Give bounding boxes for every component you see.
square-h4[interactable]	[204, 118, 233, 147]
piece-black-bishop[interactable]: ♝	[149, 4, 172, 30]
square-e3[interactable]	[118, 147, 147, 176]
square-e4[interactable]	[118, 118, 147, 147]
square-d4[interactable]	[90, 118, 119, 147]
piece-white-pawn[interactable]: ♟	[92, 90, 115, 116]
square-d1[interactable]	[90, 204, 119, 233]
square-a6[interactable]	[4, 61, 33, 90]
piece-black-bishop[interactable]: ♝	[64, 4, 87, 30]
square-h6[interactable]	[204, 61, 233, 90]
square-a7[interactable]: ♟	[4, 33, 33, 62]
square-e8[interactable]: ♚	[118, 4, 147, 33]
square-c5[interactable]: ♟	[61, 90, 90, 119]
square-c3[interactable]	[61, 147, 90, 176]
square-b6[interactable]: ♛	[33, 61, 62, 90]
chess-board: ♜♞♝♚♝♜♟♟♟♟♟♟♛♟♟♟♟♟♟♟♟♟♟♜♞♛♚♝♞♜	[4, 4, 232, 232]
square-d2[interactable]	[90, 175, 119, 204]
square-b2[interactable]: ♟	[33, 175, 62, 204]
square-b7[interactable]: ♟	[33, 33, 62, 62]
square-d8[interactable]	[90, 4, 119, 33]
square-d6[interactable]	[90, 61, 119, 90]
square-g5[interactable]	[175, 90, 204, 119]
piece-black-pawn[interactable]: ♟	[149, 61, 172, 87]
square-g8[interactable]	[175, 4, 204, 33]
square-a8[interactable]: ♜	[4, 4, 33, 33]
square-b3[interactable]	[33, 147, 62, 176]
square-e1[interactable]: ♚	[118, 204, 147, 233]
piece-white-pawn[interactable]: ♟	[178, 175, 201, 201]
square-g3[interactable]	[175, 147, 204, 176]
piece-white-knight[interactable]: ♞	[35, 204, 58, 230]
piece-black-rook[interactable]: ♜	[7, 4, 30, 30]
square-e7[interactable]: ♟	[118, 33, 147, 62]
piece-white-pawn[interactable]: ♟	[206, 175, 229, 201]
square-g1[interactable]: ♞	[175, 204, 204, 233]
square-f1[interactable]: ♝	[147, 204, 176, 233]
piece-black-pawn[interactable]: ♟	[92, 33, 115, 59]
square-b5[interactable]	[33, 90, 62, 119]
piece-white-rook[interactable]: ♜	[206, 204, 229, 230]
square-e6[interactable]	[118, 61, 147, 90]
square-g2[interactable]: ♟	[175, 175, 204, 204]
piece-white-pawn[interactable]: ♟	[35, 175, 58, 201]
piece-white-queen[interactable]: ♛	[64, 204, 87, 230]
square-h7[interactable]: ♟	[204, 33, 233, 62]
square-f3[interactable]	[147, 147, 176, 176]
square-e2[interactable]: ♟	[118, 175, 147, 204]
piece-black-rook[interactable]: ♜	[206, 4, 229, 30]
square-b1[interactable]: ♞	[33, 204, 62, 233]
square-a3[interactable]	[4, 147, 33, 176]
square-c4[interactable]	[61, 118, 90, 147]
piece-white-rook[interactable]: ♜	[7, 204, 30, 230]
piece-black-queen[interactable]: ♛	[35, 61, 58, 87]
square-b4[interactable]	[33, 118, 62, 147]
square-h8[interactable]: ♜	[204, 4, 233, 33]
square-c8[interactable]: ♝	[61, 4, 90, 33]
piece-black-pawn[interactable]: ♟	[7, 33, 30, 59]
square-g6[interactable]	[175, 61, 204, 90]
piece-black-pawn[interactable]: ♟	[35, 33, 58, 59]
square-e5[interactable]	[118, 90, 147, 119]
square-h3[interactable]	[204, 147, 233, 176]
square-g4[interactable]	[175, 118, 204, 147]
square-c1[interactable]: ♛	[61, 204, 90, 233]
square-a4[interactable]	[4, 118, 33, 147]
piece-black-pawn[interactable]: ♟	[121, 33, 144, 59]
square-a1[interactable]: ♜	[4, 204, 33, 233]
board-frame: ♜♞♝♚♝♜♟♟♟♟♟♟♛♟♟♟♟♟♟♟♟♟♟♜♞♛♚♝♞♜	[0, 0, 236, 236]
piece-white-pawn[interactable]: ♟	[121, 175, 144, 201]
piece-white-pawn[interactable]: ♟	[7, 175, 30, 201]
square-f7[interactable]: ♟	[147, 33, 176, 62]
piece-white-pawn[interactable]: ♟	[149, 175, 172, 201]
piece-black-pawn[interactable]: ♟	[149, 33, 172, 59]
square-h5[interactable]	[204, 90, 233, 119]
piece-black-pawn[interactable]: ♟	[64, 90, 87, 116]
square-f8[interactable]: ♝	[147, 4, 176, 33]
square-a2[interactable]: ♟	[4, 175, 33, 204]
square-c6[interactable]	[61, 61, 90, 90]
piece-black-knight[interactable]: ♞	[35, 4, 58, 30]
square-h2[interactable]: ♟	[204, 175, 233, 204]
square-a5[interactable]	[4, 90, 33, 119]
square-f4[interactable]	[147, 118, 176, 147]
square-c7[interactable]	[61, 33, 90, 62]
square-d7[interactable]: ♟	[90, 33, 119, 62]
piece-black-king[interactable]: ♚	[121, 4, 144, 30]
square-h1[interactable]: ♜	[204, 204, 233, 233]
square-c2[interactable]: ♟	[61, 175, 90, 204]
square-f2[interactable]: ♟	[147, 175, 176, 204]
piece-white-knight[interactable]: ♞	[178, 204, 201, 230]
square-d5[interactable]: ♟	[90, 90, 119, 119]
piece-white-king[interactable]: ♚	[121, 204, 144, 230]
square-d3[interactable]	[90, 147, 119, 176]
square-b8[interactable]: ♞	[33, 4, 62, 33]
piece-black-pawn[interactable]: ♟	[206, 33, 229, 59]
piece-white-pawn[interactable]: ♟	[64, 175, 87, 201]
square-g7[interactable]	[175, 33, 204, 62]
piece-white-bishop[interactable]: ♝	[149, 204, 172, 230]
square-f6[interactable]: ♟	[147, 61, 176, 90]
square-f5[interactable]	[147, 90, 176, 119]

◆ ◆ ◆ ◆

**TASK PROMPT**.
Extract every line of the data above and reproduce each one verbatim, without any change to its wording, symbols or coordinates.

**RESULT**.
Give bounding boxes for every component you see.
square-h4[interactable]	[204, 118, 233, 147]
piece-black-bishop[interactable]: ♝	[149, 4, 172, 30]
square-e3[interactable]	[118, 147, 147, 176]
square-e4[interactable]	[118, 118, 147, 147]
square-d4[interactable]	[90, 118, 119, 147]
piece-white-pawn[interactable]: ♟	[92, 90, 115, 116]
square-d1[interactable]	[90, 204, 119, 233]
square-a6[interactable]	[4, 61, 33, 90]
piece-black-bishop[interactable]: ♝	[64, 4, 87, 30]
square-h6[interactable]	[204, 61, 233, 90]
square-a7[interactable]: ♟	[4, 33, 33, 62]
square-e8[interactable]: ♚	[118, 4, 147, 33]
square-c5[interactable]: ♟	[61, 90, 90, 119]
square-c3[interactable]	[61, 147, 90, 176]
square-b6[interactable]: ♛	[33, 61, 62, 90]
chess-board: ♜♞♝♚♝♜♟♟♟♟♟♟♛♟♟♟♟♟♟♟♟♟♟♜♞♛♚♝♞♜	[4, 4, 232, 232]
square-d2[interactable]	[90, 175, 119, 204]
square-b2[interactable]: ♟	[33, 175, 62, 204]
square-b7[interactable]: ♟	[33, 33, 62, 62]
square-d8[interactable]	[90, 4, 119, 33]
square-d6[interactable]	[90, 61, 119, 90]
square-g5[interactable]	[175, 90, 204, 119]
piece-black-pawn[interactable]: ♟	[149, 61, 172, 87]
square-g8[interactable]	[175, 4, 204, 33]
square-a8[interactable]: ♜	[4, 4, 33, 33]
square-b3[interactable]	[33, 147, 62, 176]
square-e1[interactable]: ♚	[118, 204, 147, 233]
piece-white-pawn[interactable]: ♟	[178, 175, 201, 201]
square-g3[interactable]	[175, 147, 204, 176]
piece-white-knight[interactable]: ♞	[35, 204, 58, 230]
piece-black-rook[interactable]: ♜	[7, 4, 30, 30]
square-e7[interactable]: ♟	[118, 33, 147, 62]
piece-white-pawn[interactable]: ♟	[206, 175, 229, 201]
square-g1[interactable]: ♞	[175, 204, 204, 233]
square-f1[interactable]: ♝	[147, 204, 176, 233]
piece-black-pawn[interactable]: ♟	[92, 33, 115, 59]
square-b5[interactable]	[33, 90, 62, 119]
piece-white-rook[interactable]: ♜	[206, 204, 229, 230]
square-e6[interactable]	[118, 61, 147, 90]
square-g2[interactable]: ♟	[175, 175, 204, 204]
piece-white-pawn[interactable]: ♟	[35, 175, 58, 201]
piece-white-queen[interactable]: ♛	[64, 204, 87, 230]
square-h7[interactable]: ♟	[204, 33, 233, 62]
square-f3[interactable]	[147, 147, 176, 176]
square-e2[interactable]: ♟	[118, 175, 147, 204]
piece-black-rook[interactable]: ♜	[206, 4, 229, 30]
square-b1[interactable]: ♞	[33, 204, 62, 233]
square-a3[interactable]	[4, 147, 33, 176]
square-c4[interactable]	[61, 118, 90, 147]
piece-white-rook[interactable]: ♜	[7, 204, 30, 230]
piece-black-queen[interactable]: ♛	[35, 61, 58, 87]
square-b4[interactable]	[33, 118, 62, 147]
square-h8[interactable]: ♜	[204, 4, 233, 33]
square-c8[interactable]: ♝	[61, 4, 90, 33]
piece-black-pawn[interactable]: ♟	[7, 33, 30, 59]
square-g6[interactable]	[175, 61, 204, 90]
piece-black-pawn[interactable]: ♟	[35, 33, 58, 59]
square-e5[interactable]	[118, 90, 147, 119]
square-h3[interactable]	[204, 147, 233, 176]
square-g4[interactable]	[175, 118, 204, 147]
square-c1[interactable]: ♛	[61, 204, 90, 233]
square-a4[interactable]	[4, 118, 33, 147]
piece-black-pawn[interactable]: ♟	[121, 33, 144, 59]
square-a1[interactable]: ♜	[4, 204, 33, 233]
board-frame: ♜♞♝♚♝♜♟♟♟♟♟♟♛♟♟♟♟♟♟♟♟♟♟♜♞♛♚♝♞♜	[0, 0, 236, 236]
piece-white-pawn[interactable]: ♟	[121, 175, 144, 201]
piece-white-pawn[interactable]: ♟	[7, 175, 30, 201]
square-f7[interactable]: ♟	[147, 33, 176, 62]
piece-white-pawn[interactable]: ♟	[149, 175, 172, 201]
piece-black-pawn[interactable]: ♟	[149, 33, 172, 59]
square-h5[interactable]	[204, 90, 233, 119]
piece-black-pawn[interactable]: ♟	[64, 90, 87, 116]
square-f8[interactable]: ♝	[147, 4, 176, 33]
square-a2[interactable]: ♟	[4, 175, 33, 204]
square-c6[interactable]	[61, 61, 90, 90]
piece-black-knight[interactable]: ♞	[35, 4, 58, 30]
square-h2[interactable]: ♟	[204, 175, 233, 204]
square-a5[interactable]	[4, 90, 33, 119]
square-f4[interactable]	[147, 118, 176, 147]
square-c7[interactable]	[61, 33, 90, 62]
square-d7[interactable]: ♟	[90, 33, 119, 62]
piece-black-king[interactable]: ♚	[121, 4, 144, 30]
square-h1[interactable]: ♜	[204, 204, 233, 233]
square-c2[interactable]: ♟	[61, 175, 90, 204]
square-f2[interactable]: ♟	[147, 175, 176, 204]
piece-white-knight[interactable]: ♞	[178, 204, 201, 230]
square-d5[interactable]: ♟	[90, 90, 119, 119]
piece-white-king[interactable]: ♚	[121, 204, 144, 230]
square-d3[interactable]	[90, 147, 119, 176]
square-b8[interactable]: ♞	[33, 4, 62, 33]
piece-black-pawn[interactable]: ♟	[206, 33, 229, 59]
piece-white-pawn[interactable]: ♟	[64, 175, 87, 201]
square-g7[interactable]	[175, 33, 204, 62]
piece-white-bishop[interactable]: ♝	[149, 204, 172, 230]
square-f6[interactable]: ♟	[147, 61, 176, 90]
square-f5[interactable]	[147, 90, 176, 119]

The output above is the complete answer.